Pick out all lines with the word "HNO₃" from the records that follow.

**TASK MATERIAL**
* * *

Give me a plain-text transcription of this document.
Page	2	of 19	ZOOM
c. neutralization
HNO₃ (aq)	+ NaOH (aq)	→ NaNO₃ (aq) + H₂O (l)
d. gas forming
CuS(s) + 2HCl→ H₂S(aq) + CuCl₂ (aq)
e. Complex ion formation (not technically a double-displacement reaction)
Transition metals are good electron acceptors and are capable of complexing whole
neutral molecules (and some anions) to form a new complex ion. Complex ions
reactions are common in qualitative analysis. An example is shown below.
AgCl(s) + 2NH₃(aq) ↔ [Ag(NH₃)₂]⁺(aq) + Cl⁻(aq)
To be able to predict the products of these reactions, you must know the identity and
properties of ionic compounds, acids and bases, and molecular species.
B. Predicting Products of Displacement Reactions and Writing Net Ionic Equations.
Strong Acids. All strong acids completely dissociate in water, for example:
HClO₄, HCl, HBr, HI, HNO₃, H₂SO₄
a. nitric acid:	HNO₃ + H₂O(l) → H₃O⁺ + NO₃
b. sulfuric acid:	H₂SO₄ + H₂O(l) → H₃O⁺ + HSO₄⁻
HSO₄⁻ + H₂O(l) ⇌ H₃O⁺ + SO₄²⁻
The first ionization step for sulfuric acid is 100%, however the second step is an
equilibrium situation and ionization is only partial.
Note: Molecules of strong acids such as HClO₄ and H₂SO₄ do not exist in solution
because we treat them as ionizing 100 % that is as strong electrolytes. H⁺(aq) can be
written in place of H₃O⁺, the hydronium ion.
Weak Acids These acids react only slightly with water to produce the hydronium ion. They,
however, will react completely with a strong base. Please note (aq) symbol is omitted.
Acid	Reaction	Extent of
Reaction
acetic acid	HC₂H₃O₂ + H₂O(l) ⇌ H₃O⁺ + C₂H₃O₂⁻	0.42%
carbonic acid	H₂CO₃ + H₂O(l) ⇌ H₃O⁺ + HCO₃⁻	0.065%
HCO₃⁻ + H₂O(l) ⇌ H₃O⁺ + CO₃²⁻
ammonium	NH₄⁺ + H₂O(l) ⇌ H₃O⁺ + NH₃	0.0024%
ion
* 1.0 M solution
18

* * *

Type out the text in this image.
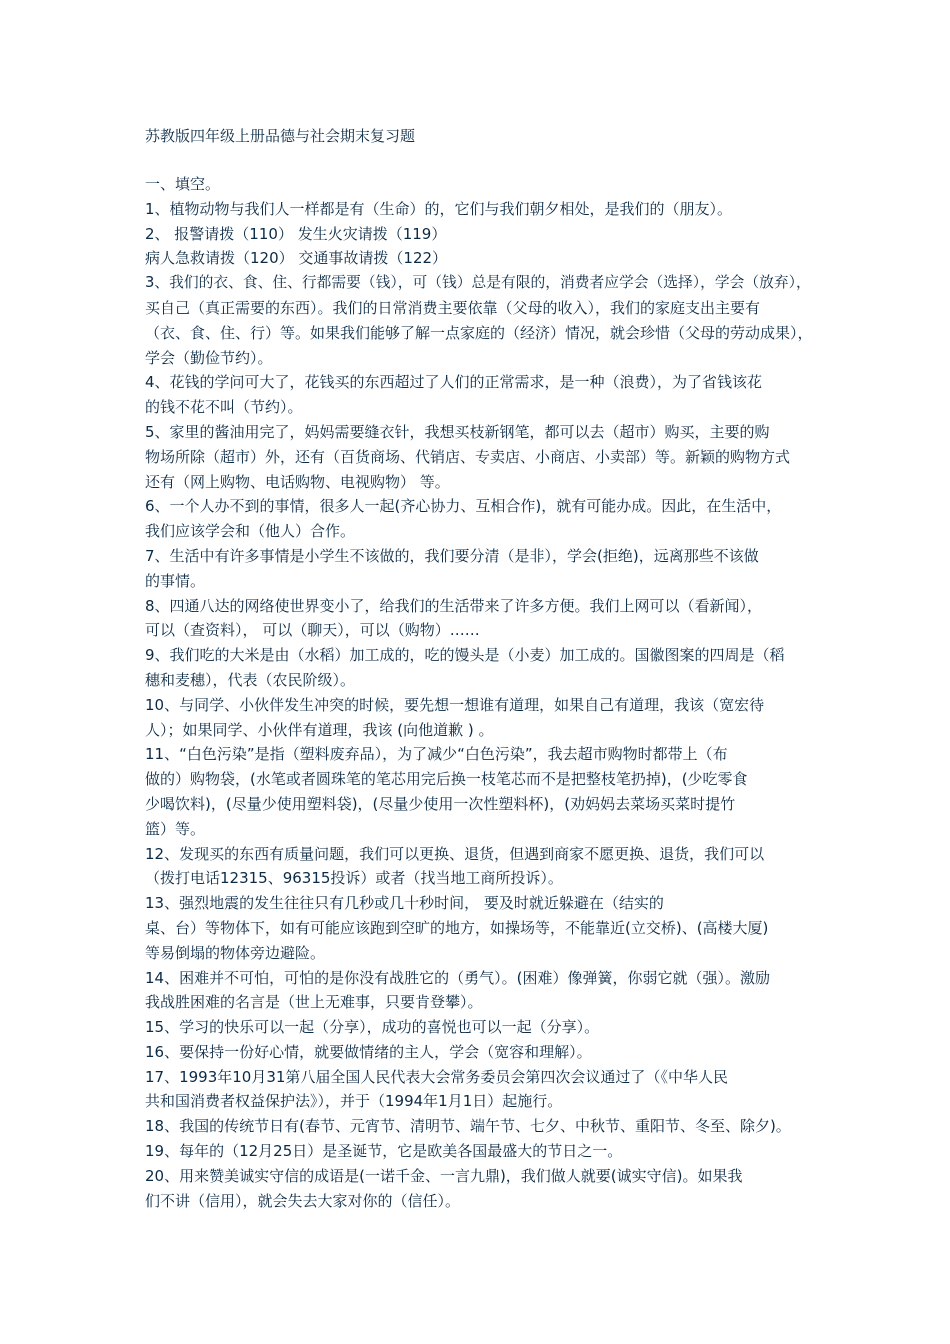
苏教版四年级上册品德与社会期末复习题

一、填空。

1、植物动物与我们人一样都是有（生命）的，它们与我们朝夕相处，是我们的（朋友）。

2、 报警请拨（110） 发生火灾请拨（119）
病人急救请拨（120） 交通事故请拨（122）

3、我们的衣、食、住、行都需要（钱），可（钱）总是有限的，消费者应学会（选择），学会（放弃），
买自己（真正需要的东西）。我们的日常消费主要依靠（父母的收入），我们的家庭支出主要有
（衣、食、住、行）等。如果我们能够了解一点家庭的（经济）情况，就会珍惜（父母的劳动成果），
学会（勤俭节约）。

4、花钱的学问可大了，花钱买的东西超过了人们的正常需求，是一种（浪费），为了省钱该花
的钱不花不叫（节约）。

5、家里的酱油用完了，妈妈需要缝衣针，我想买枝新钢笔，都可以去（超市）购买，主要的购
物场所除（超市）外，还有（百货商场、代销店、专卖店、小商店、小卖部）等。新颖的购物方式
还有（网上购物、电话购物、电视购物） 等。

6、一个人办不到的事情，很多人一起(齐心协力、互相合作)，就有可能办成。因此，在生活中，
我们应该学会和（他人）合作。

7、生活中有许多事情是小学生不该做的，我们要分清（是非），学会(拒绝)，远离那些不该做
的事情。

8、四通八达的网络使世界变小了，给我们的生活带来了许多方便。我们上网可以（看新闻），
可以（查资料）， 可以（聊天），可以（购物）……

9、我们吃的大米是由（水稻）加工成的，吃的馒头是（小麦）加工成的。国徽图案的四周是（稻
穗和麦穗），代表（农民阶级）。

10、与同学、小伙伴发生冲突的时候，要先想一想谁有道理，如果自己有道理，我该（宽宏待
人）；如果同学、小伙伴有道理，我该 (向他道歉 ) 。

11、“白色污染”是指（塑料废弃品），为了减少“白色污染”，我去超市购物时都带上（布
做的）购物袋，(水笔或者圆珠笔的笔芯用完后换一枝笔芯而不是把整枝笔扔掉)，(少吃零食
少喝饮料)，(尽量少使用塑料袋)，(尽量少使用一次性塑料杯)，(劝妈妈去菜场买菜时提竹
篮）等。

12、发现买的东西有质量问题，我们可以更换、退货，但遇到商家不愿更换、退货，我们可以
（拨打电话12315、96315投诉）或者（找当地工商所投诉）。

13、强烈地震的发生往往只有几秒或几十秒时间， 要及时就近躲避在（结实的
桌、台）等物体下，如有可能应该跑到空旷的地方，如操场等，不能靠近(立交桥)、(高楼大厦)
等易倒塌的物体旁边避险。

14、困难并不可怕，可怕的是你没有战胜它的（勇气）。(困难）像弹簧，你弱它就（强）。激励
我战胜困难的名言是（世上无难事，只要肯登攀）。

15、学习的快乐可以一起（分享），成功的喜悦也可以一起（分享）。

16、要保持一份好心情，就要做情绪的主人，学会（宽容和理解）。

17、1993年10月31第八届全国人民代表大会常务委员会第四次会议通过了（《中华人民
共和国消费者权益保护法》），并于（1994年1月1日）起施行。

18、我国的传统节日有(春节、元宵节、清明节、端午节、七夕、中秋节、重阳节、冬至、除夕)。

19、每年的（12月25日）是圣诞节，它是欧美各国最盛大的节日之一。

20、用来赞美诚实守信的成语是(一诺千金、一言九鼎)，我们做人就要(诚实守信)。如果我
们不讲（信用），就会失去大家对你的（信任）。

* * *

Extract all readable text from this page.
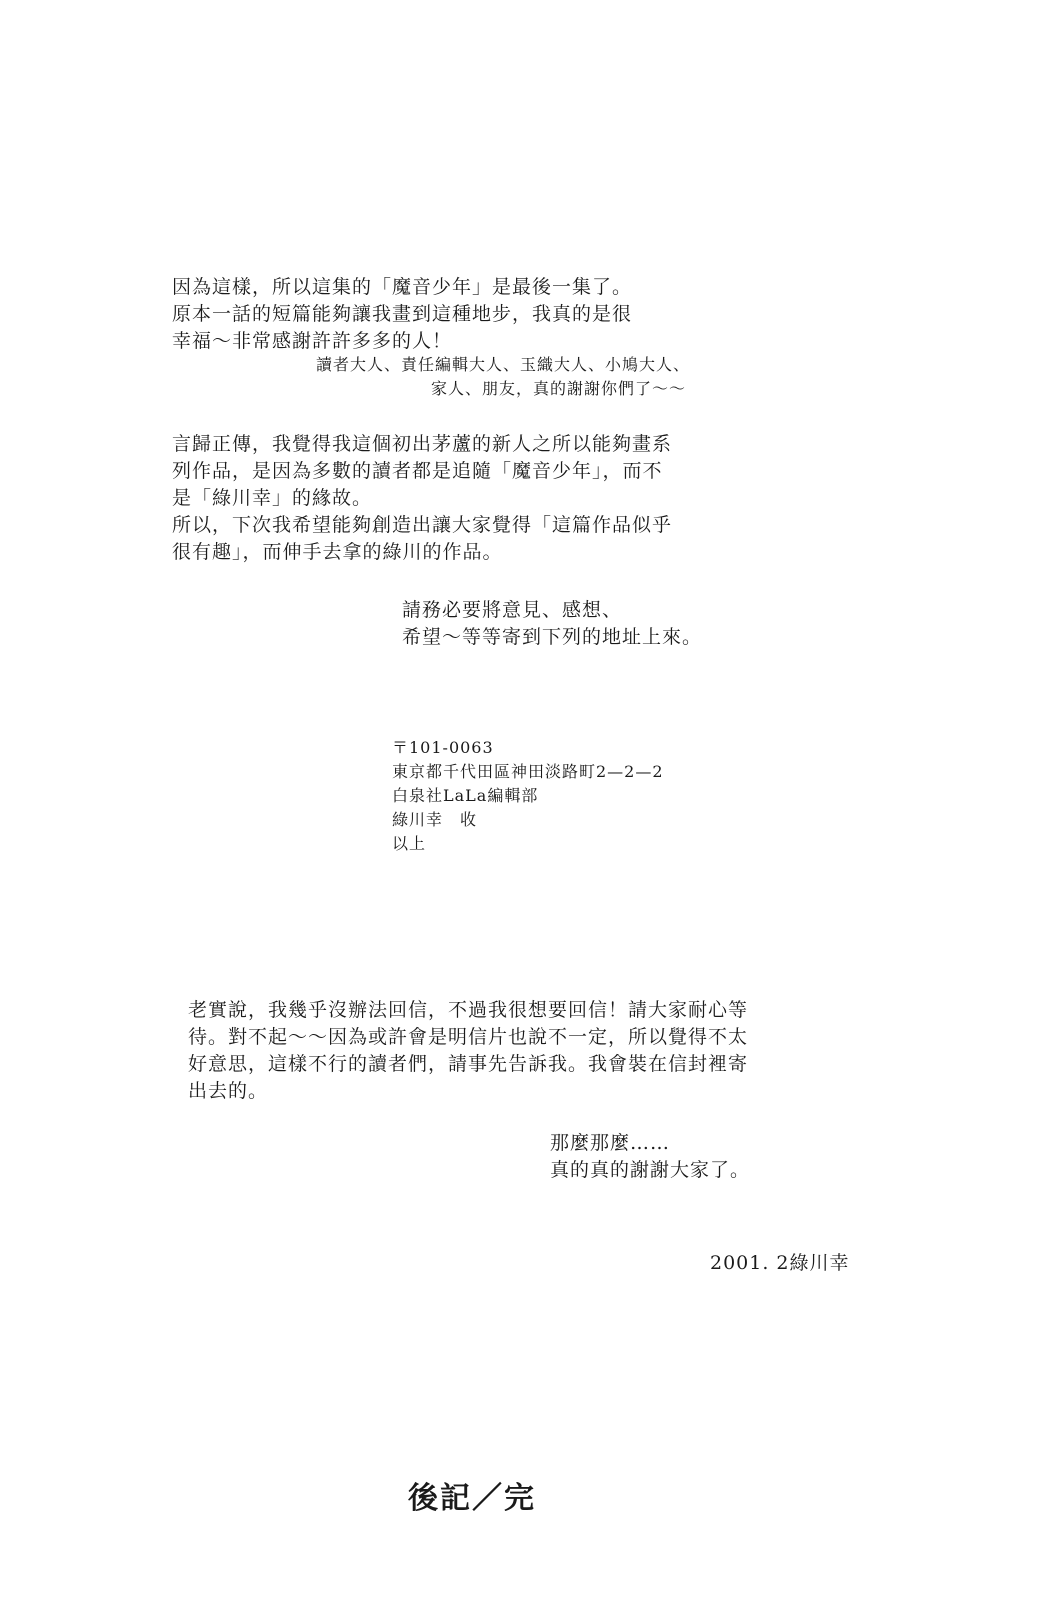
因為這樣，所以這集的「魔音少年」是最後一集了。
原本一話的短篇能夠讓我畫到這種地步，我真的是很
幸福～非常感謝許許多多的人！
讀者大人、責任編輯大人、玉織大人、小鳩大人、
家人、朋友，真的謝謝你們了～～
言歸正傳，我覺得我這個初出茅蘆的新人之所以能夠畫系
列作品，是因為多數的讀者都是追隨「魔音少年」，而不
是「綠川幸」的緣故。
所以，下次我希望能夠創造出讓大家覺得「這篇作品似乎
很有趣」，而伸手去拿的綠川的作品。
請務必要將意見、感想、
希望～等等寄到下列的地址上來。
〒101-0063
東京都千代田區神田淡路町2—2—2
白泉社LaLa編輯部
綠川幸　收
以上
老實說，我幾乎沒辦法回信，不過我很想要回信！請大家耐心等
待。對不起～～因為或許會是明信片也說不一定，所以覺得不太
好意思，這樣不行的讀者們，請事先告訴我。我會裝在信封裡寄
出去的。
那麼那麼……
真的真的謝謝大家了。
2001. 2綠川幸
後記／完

* * *

**ANSWER TO THIS TASK**
HNO₃ (aq)	+ NaOH (aq)	→ NaNO₃ (aq) + H₂O (l)
HClO₄, HCl, HBr, HI, HNO₃, H₂SO₄
a. nitric acid:	HNO₃ + H₂O(l) → H₃O⁺ + NO₃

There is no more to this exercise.